> **Aim of the task**
Copy out each line of the material below that holds the string "maintenir".

--- begin Input for this task ---

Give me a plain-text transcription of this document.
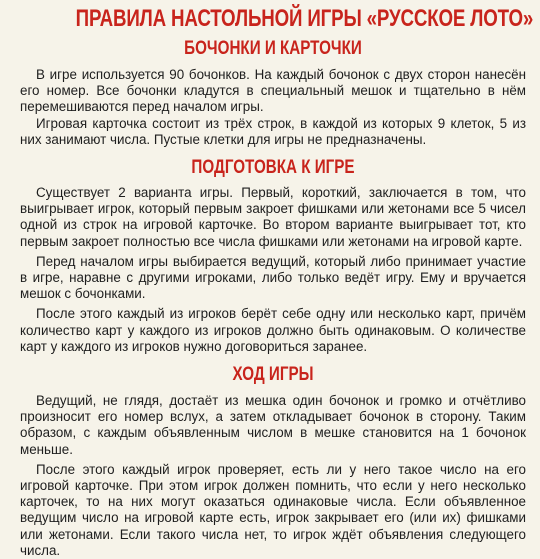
ПРАВИЛА НАСТОЛЬНОЙ ИГРЫ «РУССКОЕ ЛОТО»
БОЧОНКИ И КАРТОЧКИ

В игре используется 90 бочонков. На каждый бочонок с двух сторон нанесён его номер. Все бочонки кладутся в специальный мешок и тщательно в нём перемешиваются перед началом игры.

Игровая карточка состоит из трёх строк, в каждой из которых 9 клеток, 5 из них занимают числа. Пустые клетки для игры не предназначены.

ПОДГОТОВКА К ИГРЕ

Существует 2 варианта игры. Первый, короткий, заключается в том, что выигрывает игрок, который первым закроет фишками или жетонами все 5 чисел одной из строк на игровой карточке. Во втором варианте выигрывает тот, кто первым закроет полностью все числа фишками или жетонами на игровой карте.

Перед началом игры выбирается ведущий, который либо принимает участие в игре, наравне с другими игроками, либо только ведёт игру. Ему и вручается мешок с бочонками.

После этого каждый из игроков берёт себе одну или несколько карт, причём количество карт у каждого из игроков должно быть одинаковым. О количестве карт у каждого из игроков нужно договориться заранее.

ХОД ИГРЫ

Ведущий, не глядя, достаёт из мешка один бочонок и громко и отчётливо произносит его номер вслух, а затем откладывает бочонок в сторону. Таким образом, с каждым объявленным числом в мешке становится на 1 бочонок меньше.

После этого каждый игрок проверяет, есть ли у него такое число на его игровой карточке. При этом игрок должен помнить, что если у него несколько карточек, то на них могут оказаться одинаковые числа. Если объявленное ведущим число на игровой карте есть, игрок закрывает его (или их) фишками или жетонами. Если такого числа нет, то игрок ждёт объявления следующего числа.
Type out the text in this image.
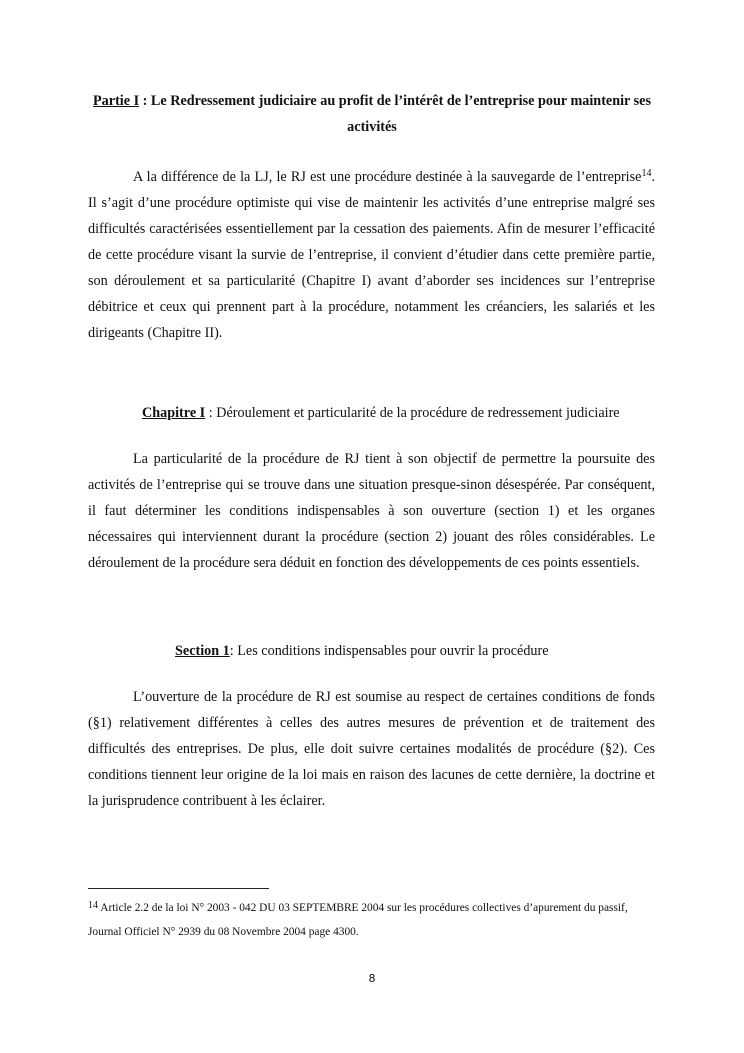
Partie I : Le Redressement judiciaire au profit de l’intérêt de l’entreprise pour maintenir ses activités

A la différence de la LJ, le RJ est une procédure destinée à la sauvegarde de l’entreprise$^{14}$. Il s’agit d’une procédure optimiste qui vise de maintenir les activités d’une entreprise malgré ses difficultés caractérisées essentiellement par la cessation des paiements. Afin de mesurer l’efficacité de cette procédure visant la survie de l’entreprise, il convient d’étudier dans cette première partie, son déroulement et sa particularité (Chapitre I) avant d’aborder ses incidences sur l’entreprise débitrice et ceux qui prennent part à la procédure, notamment les créanciers, les salariés et les dirigeants (Chapitre II).

Chapitre I : Déroulement et particularité de la procédure de redressement judiciaire

La particularité de la procédure de RJ tient à son objectif de permettre la poursuite des activités de l’entreprise qui se trouve dans une situation presque-sinon désespérée. Par conséquent, il faut déterminer les conditions indispensables à son ouverture (section 1) et les organes nécessaires qui interviennent durant la procédure (section 2) jouant des rôles considérables. Le déroulement de la procédure sera déduit en fonction des développements de ces points essentiels.

Section 1: Les conditions indispensables pour ouvrir la procédure

L’ouverture de la procédure de RJ est soumise au respect de certaines conditions de fonds (§1) relativement différentes à celles des autres mesures de prévention et de traitement des difficultés des entreprises. De plus, elle doit suivre certaines modalités de procédure (§2). Ces conditions tiennent leur origine de la loi mais en raison des lacunes de cette dernière, la doctrine et la jurisprudence contribuent à les éclairer.

$^{14}$ Article 2.2 de la loi N° 2003 - 042 DU 03 SEPTEMBRE 2004 sur les procédures collectives d’apurement du passif, Journal Officiel N° 2939 du 08 Novembre 2004 page 4300.

8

--- end Input for this task ---

> **Written answer**
Partie I : Le Redressement judiciaire au profit de l’intérêt de l’entreprise pour maintenir ses activités
A la différence de la LJ, le RJ est une procédure destinée à la sauvegarde de l’entreprise$^{14}$. Il s’agit d’une procédure optimiste qui vise de maintenir les activités d’une entreprise malgré ses difficultés caractérisées essentiellement par la cessation des paiements. Afin de mesurer l’efficacité de cette procédure visant la survie de l’entreprise, il convient d’étudier dans cette première partie, son déroulement et sa particularité (Chapitre I) avant d’aborder ses incidences sur l’entreprise débitrice et ceux qui prennent part à la procédure, notamment les créanciers, les salariés et les dirigeants (Chapitre II).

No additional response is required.